--- SOURCE DATA ---
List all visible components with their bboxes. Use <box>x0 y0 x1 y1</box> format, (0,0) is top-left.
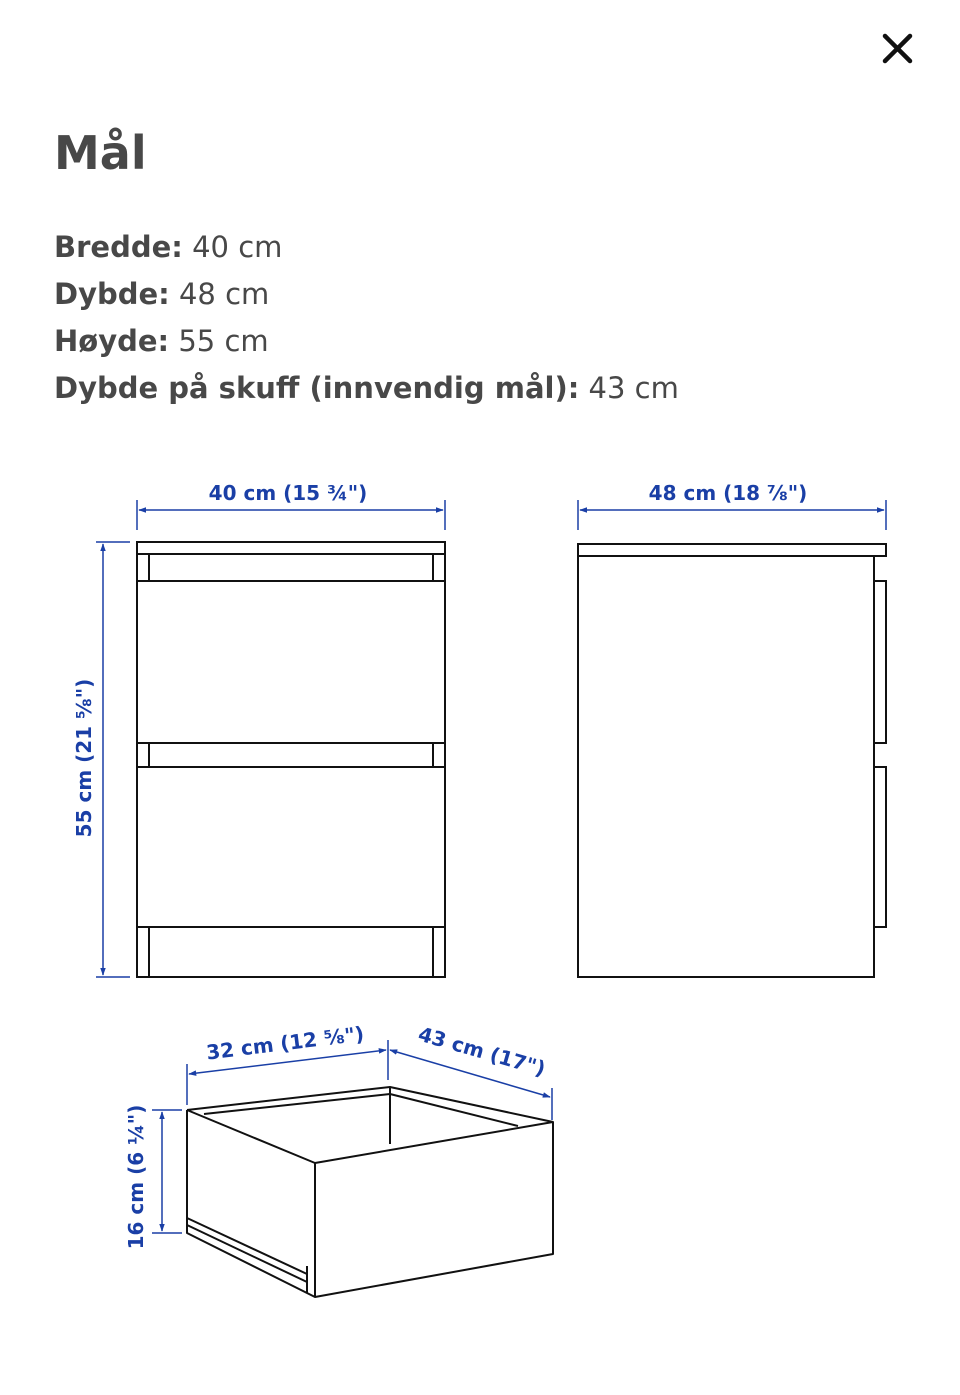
dimension-drawing <box>0 470 960 1350</box>
side-cabinet <box>578 544 886 977</box>
dimension-label: Høyde: <box>54 324 170 358</box>
front-height-label: 55 cm (21 ⅝") <box>72 678 96 838</box>
drawer-depth-label: 43 cm (17") <box>415 1021 549 1081</box>
front-view <box>72 481 445 977</box>
dimension-value: 48 cm <box>178 277 270 311</box>
side-view <box>578 481 886 977</box>
side-drawer-front-top <box>874 581 886 743</box>
drawer-view <box>124 1021 553 1297</box>
front-drawer-top <box>137 581 445 743</box>
dimension-row-width <box>54 224 679 271</box>
close-icon <box>870 22 924 76</box>
front-cabinet <box>137 542 445 977</box>
dimension-list <box>54 224 679 412</box>
dimension-value: 40 cm <box>192 230 283 264</box>
page-title: Mål <box>54 126 147 180</box>
dimension-label: Dybde: <box>54 277 170 311</box>
dimension-label: Dybde på skuff (innvendig mål): <box>54 371 580 405</box>
front-height-dimension <box>96 542 130 977</box>
side-drawer-front-bottom <box>874 767 886 927</box>
front-drawer-bottom <box>137 767 445 927</box>
dimension-value: 55 cm <box>178 324 269 358</box>
dimension-label: Bredde: <box>54 230 183 264</box>
drawer-height-label: 16 cm (6 ¼") <box>124 1104 148 1250</box>
dimension-value: 43 cm <box>588 371 679 405</box>
drawer-width-label: 32 cm (12 ⅝") <box>204 1021 366 1065</box>
drawer-height-dimension <box>152 1110 182 1233</box>
close-button[interactable] <box>870 22 924 76</box>
dimension-row-height <box>54 318 679 365</box>
dimension-row-depth <box>54 271 679 318</box>
dimension-row-drawer-depth <box>54 365 679 412</box>
front-width-label: 40 cm (15 ¾") <box>208 481 368 505</box>
drawer-box <box>187 1087 553 1297</box>
side-depth-label: 48 cm (18 ⅞") <box>648 481 808 505</box>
---
=== WHAT YOU SHOULD DO ===
Write out all the items above again, swapping each "dimension-label" for "measurement-label" and keeping everything else the same. Leave the pictures out.

=== CORRECT OUTPUT ===
List all visible components with their bboxes. Use <box>x0 y0 x1 y1</box> format, (0,0) is top-left.
dimension-drawing <box>0 470 960 1350</box>
side-cabinet <box>578 544 886 977</box>
measurement-label: Høyde: <box>54 324 170 358</box>
front-height-label: 55 cm (21 ⅝") <box>72 678 96 838</box>
drawer-depth-label: 43 cm (17") <box>415 1021 549 1081</box>
front-view <box>72 481 445 977</box>
dimension-value: 48 cm <box>178 277 270 311</box>
side-view <box>578 481 886 977</box>
side-drawer-front-top <box>874 581 886 743</box>
drawer-view <box>124 1021 553 1297</box>
front-drawer-top <box>137 581 445 743</box>
dimension-row-width <box>54 224 679 271</box>
close-icon <box>870 22 924 76</box>
front-cabinet <box>137 542 445 977</box>
dimension-list <box>54 224 679 412</box>
dimension-value: 40 cm <box>192 230 283 264</box>
page-title: Mål <box>54 126 147 180</box>
measurement-label: Dybde: <box>54 277 170 311</box>
measurement-label: Dybde på skuff (innvendig mål): <box>54 371 580 405</box>
front-height-dimension <box>96 542 130 977</box>
side-drawer-front-bottom <box>874 767 886 927</box>
front-drawer-bottom <box>137 767 445 927</box>
dimension-value: 55 cm <box>178 324 269 358</box>
measurement-label: Bredde: <box>54 230 183 264</box>
drawer-height-label: 16 cm (6 ¼") <box>124 1104 148 1250</box>
dimension-value: 43 cm <box>588 371 679 405</box>
drawer-width-label: 32 cm (12 ⅝") <box>204 1021 366 1065</box>
drawer-height-dimension <box>152 1110 182 1233</box>
close-button[interactable] <box>870 22 924 76</box>
dimension-row-height <box>54 318 679 365</box>
dimension-row-depth <box>54 271 679 318</box>
dimension-row-drawer-depth <box>54 365 679 412</box>
front-width-label: 40 cm (15 ¾") <box>208 481 368 505</box>
drawer-box <box>187 1087 553 1297</box>
side-depth-label: 48 cm (18 ⅞") <box>648 481 808 505</box>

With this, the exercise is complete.